Extracted data entries:
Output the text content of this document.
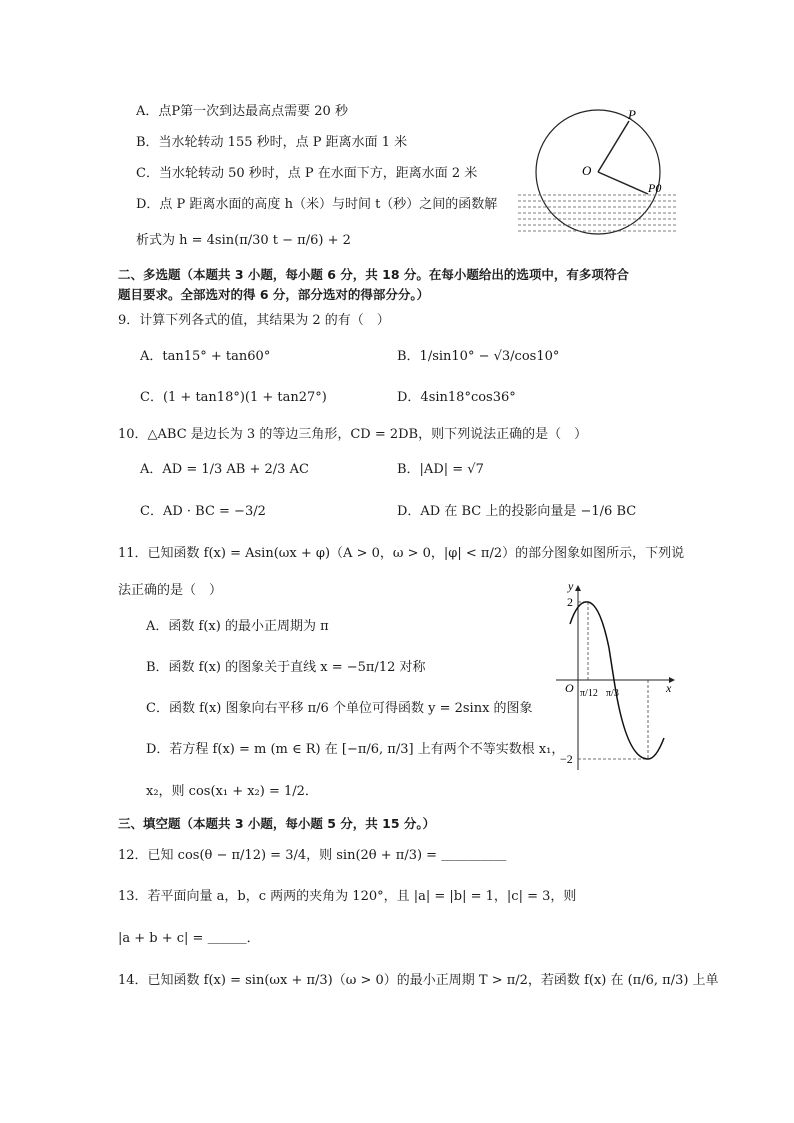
A．点P第一次到达最高点需要 20 秒
B．当水轮转动 155 秒时，点 P 距离水面 1 米
C．当水轮转动 50 秒时，点 P 在水面下方，距离水面 2 米
D．点 P 距离水面的高度 h（米）与时间 t（秒）之间的函数解
析式为 h = 4sin(π/30 t − π/6) + 2
P
O
P0
二、多选题（本题共 3 小题，每小题 6 分，共 18 分。在每小题给出的选项中，有多项符合
题目要求。全部选对的得 6 分，部分选对的得部分分。）
9．计算下列各式的值，其结果为 2 的有（　）
A．tan15° + tan60°	B．1/sin10° − √3/cos10°
C．(1 + tan18°)(1 + tan27°)	D．4sin18°cos36°
10．△ABC 是边长为 3 的等边三角形，CD = 2DB，则下列说法正确的是（　）
A．AD = 1/3 AB + 2/3 AC	B．|AD| = √7
C．AD · BC = −3/2	D．AD 在 BC 上的投影向量是 −1/6 BC
11．已知函数 f(x) = Asin(ωx + φ)（A > 0，ω > 0，|φ| < π/2）的部分图象如图所示，下列说
法正确的是（　）
A．函数 f(x) 的最小正周期为 π
B．函数 f(x) 的图象关于直线 x = −5π/12 对称
C．函数 f(x) 图象向右平移 π/6 个单位可得函数 y = 2sinx 的图象
D．若方程 f(x) = m (m ∈ R) 在 [−π/6, π/3] 上有两个不等实数根 x₁，
x₂，则 cos(x₁ + x₂) = 1/2．
y
x
O
2
−2
π/12 π/3
三、填空题（本题共 3 小题，每小题 5 分，共 15 分。）
12．已知 cos(θ − π/12) = 3/4，则 sin(2θ + π/3) = ＿＿＿＿＿
13．若平面向量 a，b，c 两两的夹角为 120°，且 |a| = |b| = 1，|c| = 3，则
|a + b + c| = ＿＿＿．
14．已知函数 f(x) = sin(ωx + π/3)（ω > 0）的最小正周期 T > π/2，若函数 f(x) 在 (π/6, π/3) 上单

== What to work on ==
Exactly as written, return every line of the listing, but not the pictures.

== Answer to this exercise ==
Output the text content of this document.
A．点P第一次到达最高点需要 20 秒
B．当水轮转动 155 秒时，点 P 距离水面 1 米
C．当水轮转动 50 秒时，点 P 在水面下方，距离水面 2 米
D．点 P 距离水面的高度 h（米）与时间 t（秒）之间的函数解
析式为 h = 4sin(π/30 t − π/6) + 2
P
O
P0
二、多选题（本题共 3 小题，每小题 6 分，共 18 分。在每小题给出的选项中，有多项符合
题目要求。全部选对的得 6 分，部分选对的得部分分。）
9．计算下列各式的值，其结果为 2 的有（　）
A．tan15° + tan60°	B．1/sin10° − √3/cos10°
C．(1 + tan18°)(1 + tan27°)	D．4sin18°cos36°
10．△ABC 是边长为 3 的等边三角形，CD = 2DB，则下列说法正确的是（　）
A．AD = 1/3 AB + 2/3 AC	B．|AD| = √7
C．AD · BC = −3/2	D．AD 在 BC 上的投影向量是 −1/6 BC
11．已知函数 f(x) = Asin(ωx + φ)（A > 0，ω > 0，|φ| < π/2）的部分图象如图所示，下列说
法正确的是（　）
A．函数 f(x) 的最小正周期为 π
B．函数 f(x) 的图象关于直线 x = −5π/12 对称
C．函数 f(x) 图象向右平移 π/6 个单位可得函数 y = 2sinx 的图象
D．若方程 f(x) = m (m ∈ R) 在 [−π/6, π/3] 上有两个不等实数根 x₁，
x₂，则 cos(x₁ + x₂) = 1/2．
y
x
O
2
−2
π/12 π/3
三、填空题（本题共 3 小题，每小题 5 分，共 15 分。）
12．已知 cos(θ − π/12) = 3/4，则 sin(2θ + π/3) = ＿＿＿＿＿
13．若平面向量 a，b，c 两两的夹角为 120°，且 |a| = |b| = 1，|c| = 3，则
|a + b + c| = ＿＿＿．
14．已知函数 f(x) = sin(ωx + π/3)（ω > 0）的最小正周期 T > π/2，若函数 f(x) 在 (π/6, π/3) 上单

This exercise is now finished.